* [WHAT IS NEEDED] From the entries below, report how many lines contain the string "median". Give only that number.

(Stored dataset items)

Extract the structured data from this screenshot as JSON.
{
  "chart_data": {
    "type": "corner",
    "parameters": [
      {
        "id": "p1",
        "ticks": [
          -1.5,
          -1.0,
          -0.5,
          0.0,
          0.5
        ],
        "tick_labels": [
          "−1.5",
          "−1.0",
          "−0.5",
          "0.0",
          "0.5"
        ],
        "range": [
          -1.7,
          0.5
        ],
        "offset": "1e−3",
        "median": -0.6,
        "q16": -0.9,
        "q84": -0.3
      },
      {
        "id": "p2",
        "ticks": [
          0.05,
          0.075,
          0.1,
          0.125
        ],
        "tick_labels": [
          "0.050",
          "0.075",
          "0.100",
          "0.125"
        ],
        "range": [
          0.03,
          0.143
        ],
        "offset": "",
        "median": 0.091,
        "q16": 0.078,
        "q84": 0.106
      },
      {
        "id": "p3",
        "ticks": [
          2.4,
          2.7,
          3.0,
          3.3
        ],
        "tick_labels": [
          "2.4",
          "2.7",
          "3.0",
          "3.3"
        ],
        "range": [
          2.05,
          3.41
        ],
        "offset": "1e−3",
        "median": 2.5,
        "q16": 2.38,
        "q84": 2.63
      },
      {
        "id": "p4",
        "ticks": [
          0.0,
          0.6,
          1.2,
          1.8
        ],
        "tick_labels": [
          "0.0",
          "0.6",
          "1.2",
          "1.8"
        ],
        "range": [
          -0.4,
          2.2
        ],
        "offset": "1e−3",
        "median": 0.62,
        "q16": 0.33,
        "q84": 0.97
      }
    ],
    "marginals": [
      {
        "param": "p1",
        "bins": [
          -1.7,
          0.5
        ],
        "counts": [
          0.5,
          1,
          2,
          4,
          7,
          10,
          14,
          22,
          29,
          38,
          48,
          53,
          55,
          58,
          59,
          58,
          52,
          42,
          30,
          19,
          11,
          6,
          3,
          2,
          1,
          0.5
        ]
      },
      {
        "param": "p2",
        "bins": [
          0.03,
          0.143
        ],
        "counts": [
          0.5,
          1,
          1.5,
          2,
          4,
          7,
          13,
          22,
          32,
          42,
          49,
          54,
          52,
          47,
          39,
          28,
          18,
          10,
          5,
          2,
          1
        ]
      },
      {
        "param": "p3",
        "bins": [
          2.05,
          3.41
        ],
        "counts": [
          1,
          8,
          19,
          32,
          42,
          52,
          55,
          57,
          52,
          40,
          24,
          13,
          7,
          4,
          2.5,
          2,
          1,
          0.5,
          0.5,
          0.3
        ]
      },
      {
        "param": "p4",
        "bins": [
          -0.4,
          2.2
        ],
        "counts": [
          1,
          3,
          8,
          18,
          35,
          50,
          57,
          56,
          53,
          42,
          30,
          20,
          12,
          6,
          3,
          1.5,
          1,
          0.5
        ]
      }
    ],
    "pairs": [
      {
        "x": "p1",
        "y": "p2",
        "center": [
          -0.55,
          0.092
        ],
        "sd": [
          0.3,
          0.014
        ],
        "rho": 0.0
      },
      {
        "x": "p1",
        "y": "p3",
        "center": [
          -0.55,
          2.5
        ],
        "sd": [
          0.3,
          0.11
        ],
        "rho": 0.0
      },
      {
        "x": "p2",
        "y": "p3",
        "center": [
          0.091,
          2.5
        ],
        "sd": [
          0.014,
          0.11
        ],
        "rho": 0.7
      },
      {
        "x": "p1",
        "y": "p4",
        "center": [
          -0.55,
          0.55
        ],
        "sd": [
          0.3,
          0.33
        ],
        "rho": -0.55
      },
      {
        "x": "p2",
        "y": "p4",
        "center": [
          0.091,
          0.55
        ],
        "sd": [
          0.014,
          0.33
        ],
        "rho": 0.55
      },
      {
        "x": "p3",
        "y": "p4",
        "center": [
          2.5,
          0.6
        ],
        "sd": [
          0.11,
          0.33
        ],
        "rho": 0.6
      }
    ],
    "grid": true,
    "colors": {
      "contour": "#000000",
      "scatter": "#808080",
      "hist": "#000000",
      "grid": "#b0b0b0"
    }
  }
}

* [FULL ANSWER] 4